--- Start of Records to use ---
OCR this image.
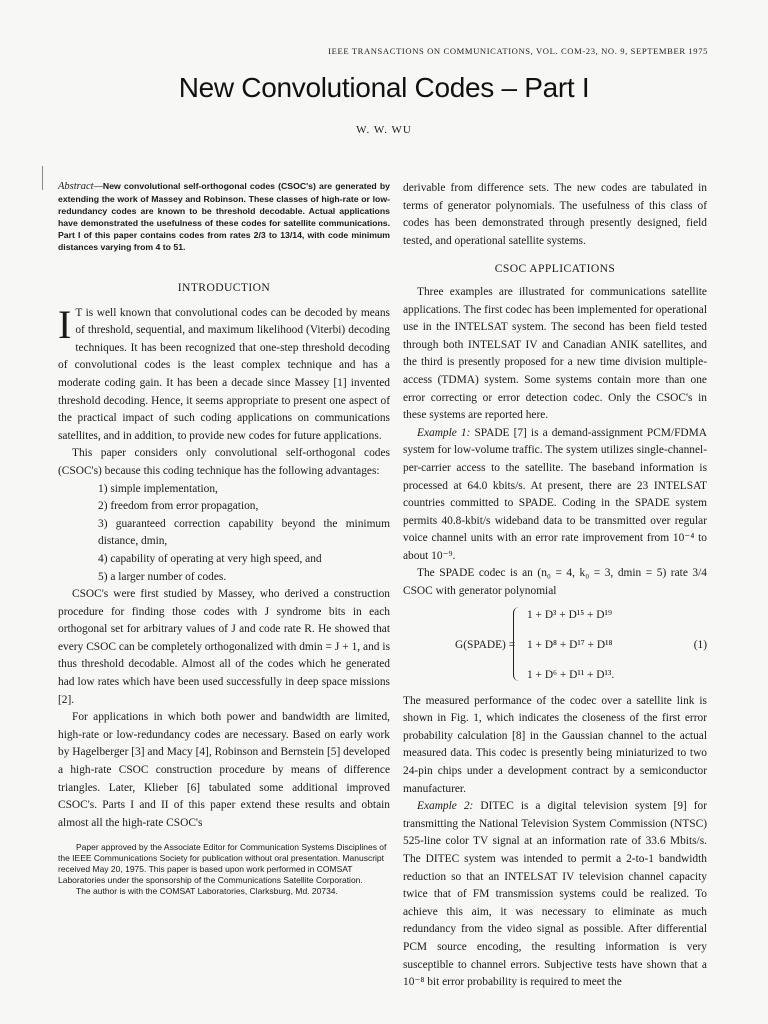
IEEE TRANSACTIONS ON COMMUNICATIONS, VOL. COM-23, NO. 9, SEPTEMBER 1975
New Convolutional Codes – Part I
W. W. WU

Abstract—New convolutional self-orthogonal codes (CSOC's) are generated by extending the work of Massey and Robinson. These classes of high-rate or low-redundancy codes are known to be threshold decodable. Actual applications have demonstrated the usefulness of these codes for satellite communications. Part I of this paper contains codes from rates 2/3 to 13/14, with code minimum distances varying from 4 to 51.

INTRODUCTION

I T is well known that convolutional codes can be decoded by means of threshold, sequential, and maximum likelihood (Viterbi) decoding techniques. It has been recognized that one-step threshold decoding of convolutional codes is the least complex technique and has a moderate coding gain. It has been a decade since Massey [1] invented threshold decoding. Hence, it seems appropriate to present one aspect of the practical impact of such coding applications on communications satellites, and in addition, to provide new codes for future applications.

This paper considers only convolutional self-orthogonal codes (CSOC's) because this coding technique has the following advantages:

1) simple implementation,

2) freedom from error propagation,

3) guaranteed correction capability beyond the minimum distance, dmin,

4) capability of operating at very high speed, and

5) a larger number of codes.

CSOC's were first studied by Massey, who derived a construction procedure for finding those codes with J syndrome bits in each orthogonal set for arbitrary values of J and code rate R. He showed that every CSOC can be completely orthogonalized with dmin = J + 1, and is thus threshold decodable. Almost all of the codes which he generated had low rates which have been used successfully in deep space missions [2].

For applications in which both power and bandwidth are limited, high-rate or low-redundancy codes are necessary. Based on early work by Hagelberger [3] and Macy [4], Robinson and Bernstein [5] developed a high-rate CSOC construction procedure by means of difference triangles. Later, Klieber [6] tabulated some additional improved CSOC's. Parts I and II of this paper extend these results and obtain almost all the high-rate CSOC's

Paper approved by the Associate Editor for Communication Systems Disciplines of the IEEE Communications Society for publication without oral presentation. Manuscript received May 20, 1975. This paper is based upon work performed in COMSAT Laboratories under the sponsorship of the Communications Satellite Corporation.

The author is with the COMSAT Laboratories, Clarksburg, Md. 20734.

derivable from difference sets. The new codes are tabulated in terms of generator polynomials. The usefulness of this class of codes has been demonstrated through presently designed, field tested, and operational satellite systems.

CSOC APPLICATIONS

Three examples are illustrated for communications satellite applications. The first codec has been implemented for operational use in the INTELSAT system. The second has been field tested through both INTELSAT IV and Canadian ANIK satellites, and the third is presently proposed for a new time division multiple-access (TDMA) system. Some systems contain more than one error correcting or error detection codec. Only the CSOC's in these systems are reported here.

Example 1: SPADE [7] is a demand-assignment PCM/FDMA system for low-volume traffic. The system utilizes single-channel-per-carrier access to the satellite. The baseband information is processed at 64.0 kbits/s. At present, there are 23 INTELSAT countries committed to SPADE. Coding in the SPADE system permits 40.8-kbit/s wideband data to be transmitted over regular voice channel units with an error rate improvement from 10⁻⁴ to about 10⁻⁹.

The SPADE codec is an (n₀ = 4, k₀ = 3, dmin = 5) rate 3/4 CSOC with generator polynomial

G(SPADE) =
1 + D³ + D¹⁵ + D¹⁹
1 + D⁸ + D¹⁷ + D¹⁸
1 + D⁶ + D¹¹ + D¹³.
(1)

The measured performance of the codec over a satellite link is shown in Fig. 1, which indicates the closeness of the first error probability calculation [8] in the Gaussian channel to the actual measured data. This codec is presently being miniaturized to two 24-pin chips under a development contract by a semiconductor manufacturer.

Example 2: DITEC is a digital television system [9] for transmitting the National Television System Commission (NTSC) 525-line color TV signal at an information rate of 33.6 Mbits/s. The DITEC system was intended to permit a 2-to-1 bandwidth reduction so that an INTELSAT IV television channel capacity twice that of FM transmission systems could be realized. To achieve this aim, it was necessary to eliminate as much redundancy from the video signal as possible. After differential PCM source encoding, the resulting information is very susceptible to channel errors. Subjective tests have shown that a 10⁻⁸ bit error probability is required to meet the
--- End of Records to use ---
## Goal
Pull out every line holding "Laboratories" from the records above, and copy it.

## Exercise answer
Paper approved by the Associate Editor for Communication Systems Disciplines of the IEEE Communications Society for publication without oral presentation. Manuscript received May 20, 1975. This paper is based upon work performed in COMSAT Laboratories under the sponsorship of the Communications Satellite Corporation.
The author is with the COMSAT Laboratories, Clarksburg, Md. 20734.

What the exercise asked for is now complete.